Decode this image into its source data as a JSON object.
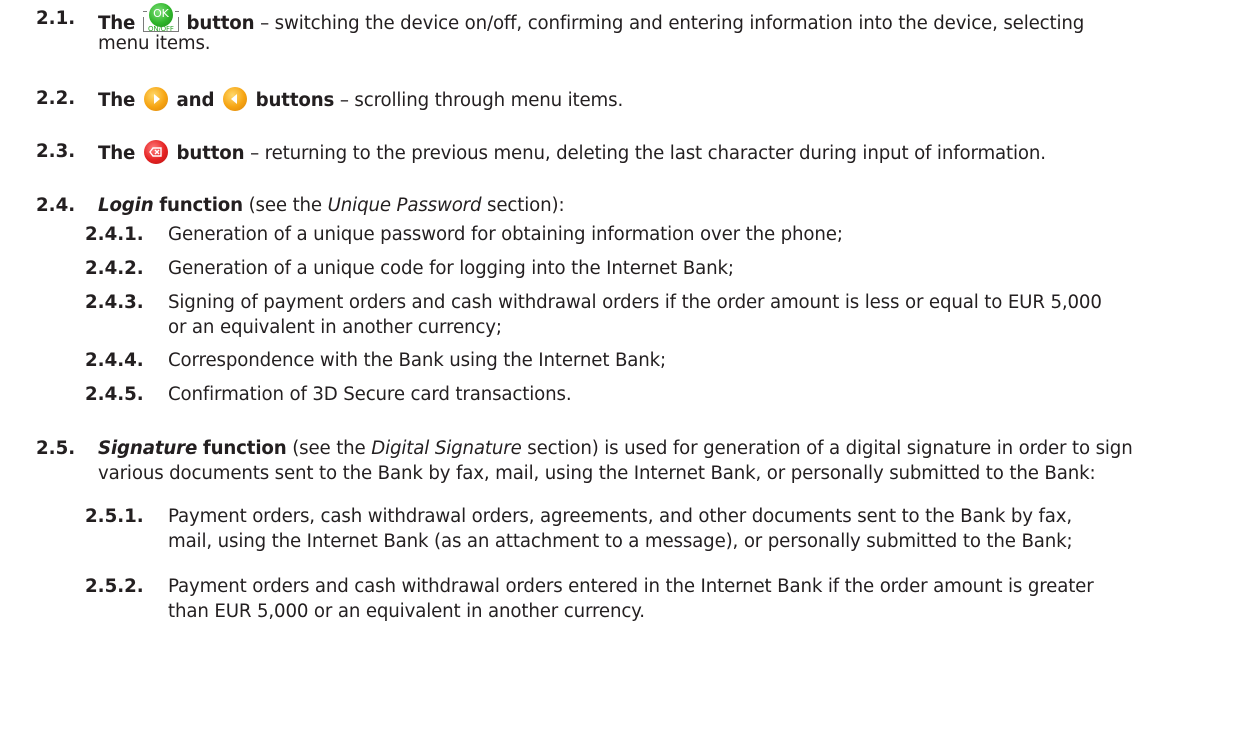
{
  "items": {
    "i21": {
      "num": "2.1.",
      "the": "The",
      "button_label": "button",
      "ok_label": "OK",
      "ok_sub": "ON/OFF",
      "desc_line1": "– switching the device on/off, confirming and entering information into the device, selecting",
      "desc_line2": "menu items."
    },
    "i22": {
      "num": "2.2.",
      "the": "The",
      "and": "and",
      "buttons_label": "buttons",
      "desc": "– scrolling through menu items."
    },
    "i23": {
      "num": "2.3.",
      "the": "The",
      "button_label": "button",
      "desc": "– returning to the previous menu, deleting the last character during input of information."
    },
    "i24": {
      "num": "2.4.",
      "login": "Login",
      "function_label": "function",
      "see_pre": "(see the",
      "section_ref": "Unique Password",
      "see_post": "section):",
      "sub": [
        {
          "num": "2.4.1.",
          "text": "Generation of a unique password for obtaining information over the phone;"
        },
        {
          "num": "2.4.2.",
          "text": "Generation of a unique code for logging into the Internet Bank;"
        },
        {
          "num": "2.4.3.",
          "text": "Signing of payment orders and cash withdrawal orders if the order amount is less or equal to EUR 5,000",
          "text2": "or an equivalent in another currency;"
        },
        {
          "num": "2.4.4.",
          "text": "Correspondence with the Bank using the Internet Bank;"
        },
        {
          "num": "2.4.5.",
          "text": "Confirmation of 3D Secure card transactions."
        }
      ]
    },
    "i25": {
      "num": "2.5.",
      "signature": "Signature",
      "function_label": "function",
      "see_pre": "(see the",
      "section_ref": "Digital Signature",
      "see_post": "section) is used for generation of a digital signature in order to sign",
      "line2": "various documents sent to the Bank by fax, mail, using the Internet Bank, or personally submitted to the Bank:",
      "sub": [
        {
          "num": "2.5.1.",
          "text": "Payment orders, cash withdrawal orders, agreements, and other documents sent to the Bank by fax,",
          "text2": "mail, using the Internet Bank (as an attachment to a message), or personally submitted to the Bank;"
        },
        {
          "num": "2.5.2.",
          "text": "Payment orders and cash withdrawal orders entered in the Internet Bank if the order amount is greater",
          "text2": "than EUR 5,000 or an equivalent in another currency."
        }
      ]
    }
  }
}
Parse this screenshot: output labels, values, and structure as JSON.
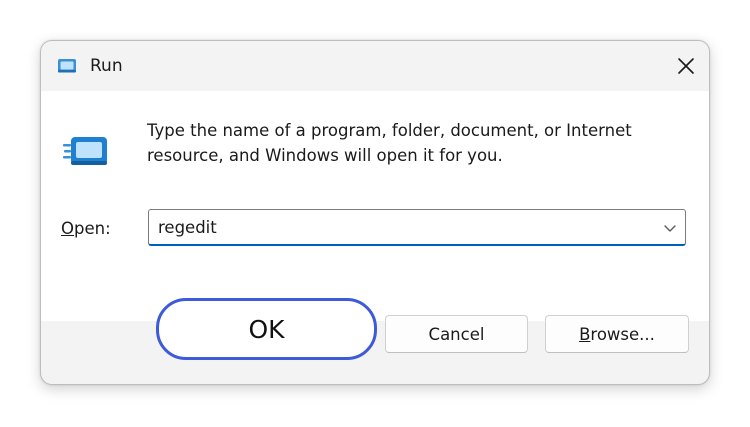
{
  "window": {
    "title": "Run",
    "accent_color": "#3d5bd9",
    "focus_color": "#005fb8"
  },
  "titlebar": {
    "icon": "run-app-icon",
    "close_icon": "close-icon"
  },
  "content": {
    "icon": "run-app-icon",
    "message_line1": "Type the name of a program, folder, document, or Internet",
    "message_line2": "resource, and Windows will open it for you.",
    "open_label_mnemonic": "O",
    "open_label_rest": "pen:",
    "open_value": "regedit",
    "dropdown_icon": "chevron-down-icon"
  },
  "buttons": {
    "ok_label": "OK",
    "cancel_label": "Cancel",
    "browse_mnemonic": "B",
    "browse_rest": "rowse..."
  }
}
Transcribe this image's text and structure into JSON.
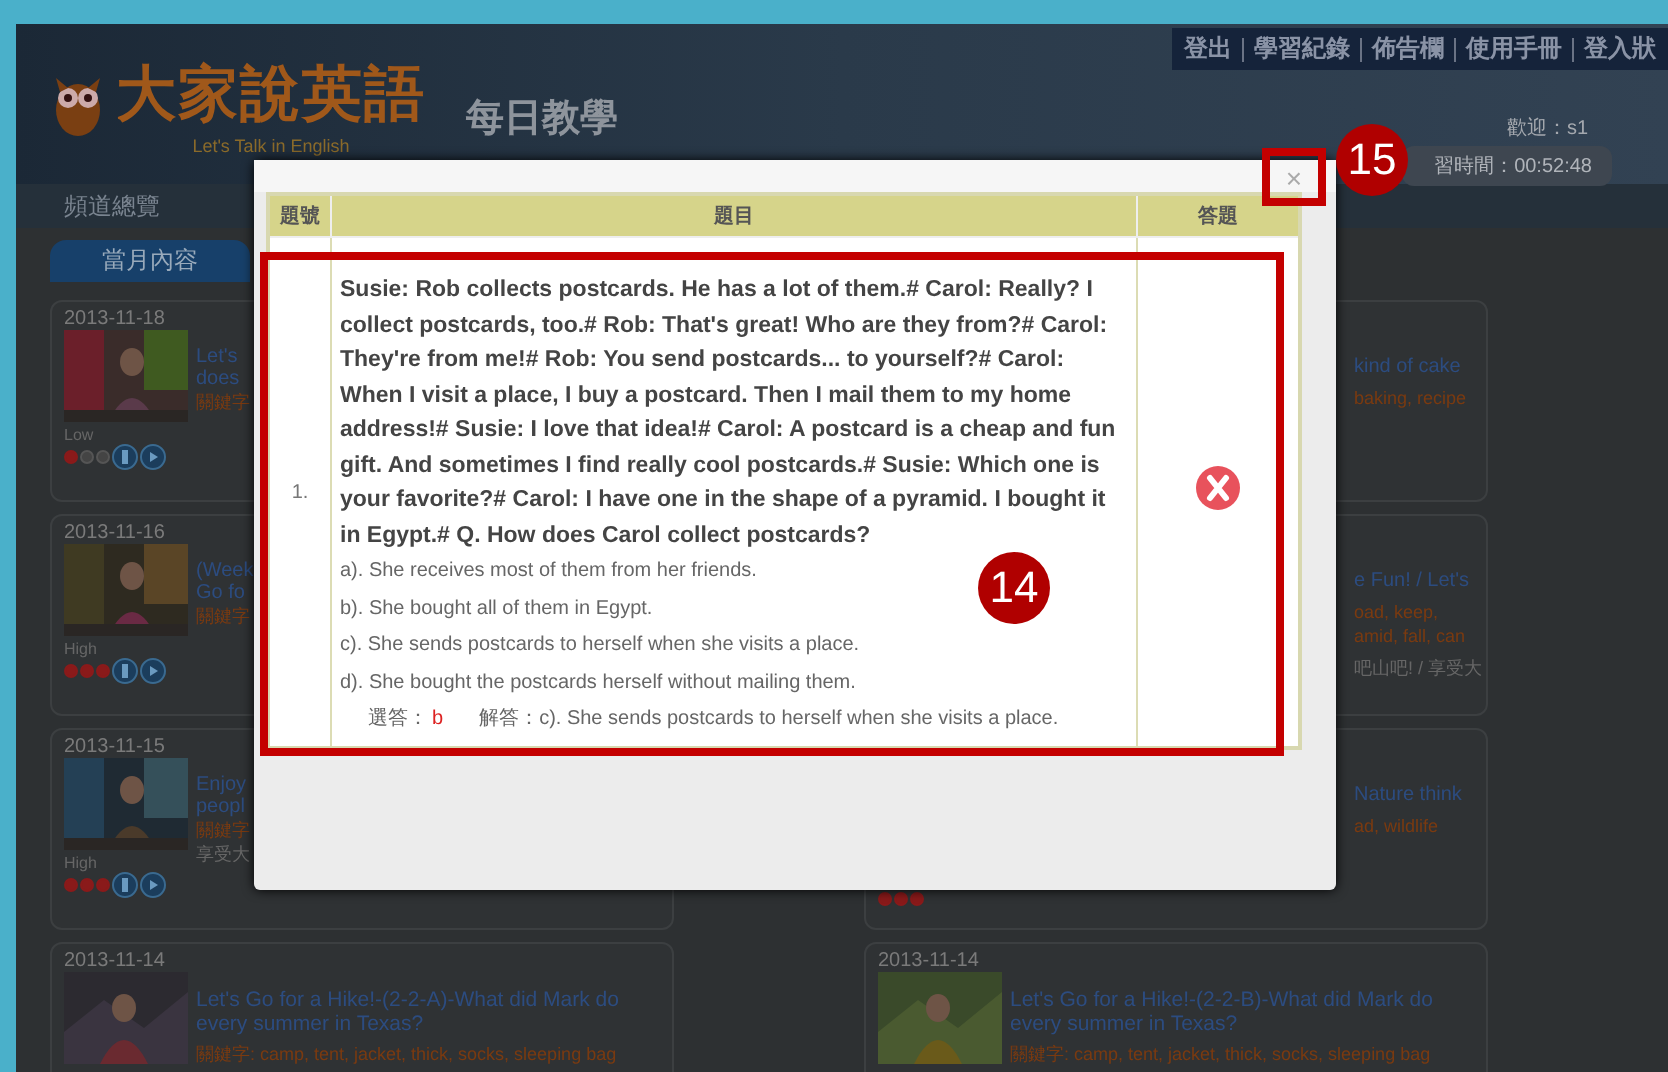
{
  "top_links": [
    "登出",
    "學習紀錄",
    "佈告欄",
    "使用手冊",
    "登入狀"
  ],
  "logo": {
    "title": "大家說英語",
    "subtitle": "Let's Talk in English"
  },
  "section_title": "每日教學",
  "user": {
    "welcome": "歡迎：s1",
    "time": "習時間：00:52:48"
  },
  "nav": [
    "頻道總覽"
  ],
  "month_tab": {
    "label": "當月內容",
    "selected": true
  },
  "cards_left": [
    {
      "date": "2013-11-18",
      "title": [
        "Let's",
        "does"
      ],
      "keywords": "關鍵字",
      "difficulty": "Low",
      "stars": 1
    },
    {
      "date": "2013-11-16",
      "title": [
        "(Week",
        "Go fo"
      ],
      "keywords": "關鍵字",
      "difficulty": "High",
      "stars": 3
    },
    {
      "date": "2013-11-15",
      "title": [
        "Enjoy",
        "peopl"
      ],
      "keywords": "關鍵字",
      "summary": "享受大",
      "difficulty": "High",
      "stars": 3
    }
  ],
  "cards_right": [
    {
      "title": [
        "kind of cake"
      ],
      "keywords": "baking, recipe"
    },
    {
      "title": [
        "e Fun! / Let's"
      ],
      "keywords": "oad, keep, amid, fall, can",
      "summary": "吧山吧! / 享受大"
    },
    {
      "title": [
        "Nature think"
      ],
      "keywords": "ad, wildlife",
      "stars": 3
    }
  ],
  "cards_bottom": [
    {
      "date": "2013-11-14",
      "title": "Let's Go for a Hike!-(2-2-A)-What did Mark do every summer in Texas?",
      "keywords": "關鍵字: camp, tent, jacket, thick, socks, sleeping bag"
    },
    {
      "date": "2013-11-14",
      "title": "Let's Go for a Hike!-(2-2-B)-What did Mark do every summer in Texas?",
      "keywords": "關鍵字: camp, tent, jacket, thick, socks, sleeping bag"
    }
  ],
  "dialog": {
    "close": "×",
    "columns": [
      "題號",
      "題目",
      "答題"
    ],
    "rows": [
      {
        "number": "1.",
        "question": "Susie: Rob collects postcards. He has a lot of them.# Carol: Really? I collect postcards, too.# Rob: That's great! Who are they from?# Carol: They're from me!# Rob: You send postcards... to yourself?# Carol: When I visit a place, I buy a postcard. Then I mail them to my home address!# Susie: I love that idea!# Carol: A postcard is a cheap and fun gift. And sometimes I find really cool postcards.# Susie: Which one is your favorite?# Carol: I have one in the shape of a pyramid. I bought it in Egypt.# Q. How does Carol collect postcards?",
        "options": [
          "a). She receives most of them from her friends.",
          "b). She bought all of them in Egypt.",
          "c). She sends postcards to herself when she visits a place.",
          "d). She bought the postcards herself without mailing them."
        ],
        "chosen_label": "選答：",
        "chosen": "b",
        "solution_label": "解答：",
        "solution": "c). She sends postcards to herself when she visits a place.",
        "correct": false
      }
    ]
  },
  "annotations": [
    {
      "number": "14"
    },
    {
      "number": "15"
    }
  ]
}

What is being asked>
Quote the full listing above word for word; exclude every picture from the copy.

Correct response>
Decode this image into its source data as a JSON object.
{
  "items": {
    "i21": {
      "num": "2.1.",
      "the": "The",
      "button_label": "button",
      "ok_label": "OK",
      "ok_sub": "ON/OFF",
      "desc_line1": "– switching the device on/off, confirming and entering information into the device, selecting",
      "desc_line2": "menu items."
    },
    "i22": {
      "num": "2.2.",
      "the": "The",
      "and": "and",
      "buttons_label": "buttons",
      "desc": "– scrolling through menu items."
    },
    "i23": {
      "num": "2.3.",
      "the": "The",
      "button_label": "button",
      "desc": "– returning to the previous menu, deleting the last character during input of information."
    },
    "i24": {
      "num": "2.4.",
      "login": "Login",
      "function_label": "function",
      "see_pre": "(see the",
      "section_ref": "Unique Password",
      "see_post": "section):",
      "sub": [
        {
          "num": "2.4.1.",
          "text": "Generation of a unique password for obtaining information over the phone;"
        },
        {
          "num": "2.4.2.",
          "text": "Generation of a unique code for logging into the Internet Bank;"
        },
        {
          "num": "2.4.3.",
          "text": "Signing of payment orders and cash withdrawal orders if the order amount is less or equal to EUR 5,000",
          "text2": "or an equivalent in another currency;"
        },
        {
          "num": "2.4.4.",
          "text": "Correspondence with the Bank using the Internet Bank;"
        },
        {
          "num": "2.4.5.",
          "text": "Confirmation of 3D Secure card transactions."
        }
      ]
    },
    "i25": {
      "num": "2.5.",
      "signature": "Signature",
      "function_label": "function",
      "see_pre": "(see the",
      "section_ref": "Digital Signature",
      "see_post": "section) is used for generation of a digital signature in order to sign",
      "line2": "various documents sent to the Bank by fax, mail, using the Internet Bank, or personally submitted to the Bank:",
      "sub": [
        {
          "num": "2.5.1.",
          "text": "Payment orders, cash withdrawal orders, agreements, and other documents sent to the Bank by fax,",
          "text2": "mail, using the Internet Bank (as an attachment to a message), or personally submitted to the Bank;"
        },
        {
          "num": "2.5.2.",
          "text": "Payment orders and cash withdrawal orders entered in the Internet Bank if the order amount is greater",
          "text2": "than EUR 5,000 or an equivalent in another currency."
        }
      ]
    }
  }
}
Parse this screenshot: output labels, values, and structure as JSON.
{
  "window": {
    "title": "Run",
    "accent_color": "#3d5bd9",
    "focus_color": "#005fb8"
  },
  "titlebar": {
    "icon": "run-app-icon",
    "close_icon": "close-icon"
  },
  "content": {
    "icon": "run-app-icon",
    "message_line1": "Type the name of a program, folder, document, or Internet",
    "message_line2": "resource, and Windows will open it for you.",
    "open_label_mnemonic": "O",
    "open_label_rest": "pen:",
    "open_value": "regedit",
    "dropdown_icon": "chevron-down-icon"
  },
  "buttons": {
    "ok_label": "OK",
    "cancel_label": "Cancel",
    "browse_mnemonic": "B",
    "browse_rest": "rowse..."
  }
}
Transcribe this image's text and structure into JSON.
{
  "top_links": [
    "登出",
    "學習紀錄",
    "佈告欄",
    "使用手冊",
    "登入狀"
  ],
  "logo": {
    "title": "大家說英語",
    "subtitle": "Let's Talk in English"
  },
  "section_title": "每日教學",
  "user": {
    "welcome": "歡迎：s1",
    "time": "習時間：00:52:48"
  },
  "nav": [
    "頻道總覽"
  ],
  "month_tab": {
    "label": "當月內容",
    "selected": true
  },
  "cards_left": [
    {
      "date": "2013-11-18",
      "title": [
        "Let's",
        "does"
      ],
      "keywords": "關鍵字",
      "difficulty": "Low",
      "stars": 1
    },
    {
      "date": "2013-11-16",
      "title": [
        "(Week",
        "Go fo"
      ],
      "keywords": "關鍵字",
      "difficulty": "High",
      "stars": 3
    },
    {
      "date": "2013-11-15",
      "title": [
        "Enjoy",
        "peopl"
      ],
      "keywords": "關鍵字",
      "summary": "享受大",
      "difficulty": "High",
      "stars": 3
    }
  ],
  "cards_right": [
    {
      "title": [
        "kind of cake"
      ],
      "keywords": "baking, recipe"
    },
    {
      "title": [
        "e Fun! / Let's"
      ],
      "keywords": "oad, keep, amid, fall, can",
      "summary": "吧山吧! / 享受大"
    },
    {
      "title": [
        "Nature think"
      ],
      "keywords": "ad, wildlife",
      "stars": 3
    }
  ],
  "cards_bottom": [
    {
      "date": "2013-11-14",
      "title": "Let's Go for a Hike!-(2-2-A)-What did Mark do every summer in Texas?",
      "keywords": "關鍵字: camp, tent, jacket, thick, socks, sleeping bag"
    },
    {
      "date": "2013-11-14",
      "title": "Let's Go for a Hike!-(2-2-B)-What did Mark do every summer in Texas?",
      "keywords": "關鍵字: camp, tent, jacket, thick, socks, sleeping bag"
    }
  ],
  "dialog": {
    "close": "×",
    "columns": [
      "題號",
      "題目",
      "答題"
    ],
    "rows": [
      {
        "number": "1.",
        "question": "Susie: Rob collects postcards. He has a lot of them.# Carol: Really? I collect postcards, too.# Rob: That's great! Who are they from?# Carol: They're from me!# Rob: You send postcards... to yourself?# Carol: When I visit a place, I buy a postcard. Then I mail them to my home address!# Susie: I love that idea!# Carol: A postcard is a cheap and fun gift. And sometimes I find really cool postcards.# Susie: Which one is your favorite?# Carol: I have one in the shape of a pyramid. I bought it in Egypt.# Q. How does Carol collect postcards?",
        "options": [
          "a). She receives most of them from her friends.",
          "b). She bought all of them in Egypt.",
          "c). She sends postcards to herself when she visits a place.",
          "d). She bought the postcards herself without mailing them."
        ],
        "chosen_label": "選答：",
        "chosen": "b",
        "solution_label": "解答：",
        "solution": "c). She sends postcards to herself when she visits a place.",
        "correct": false
      }
    ]
  },
  "annotations": [
    {
      "number": "14"
    },
    {
      "number": "15"
    }
  ]
}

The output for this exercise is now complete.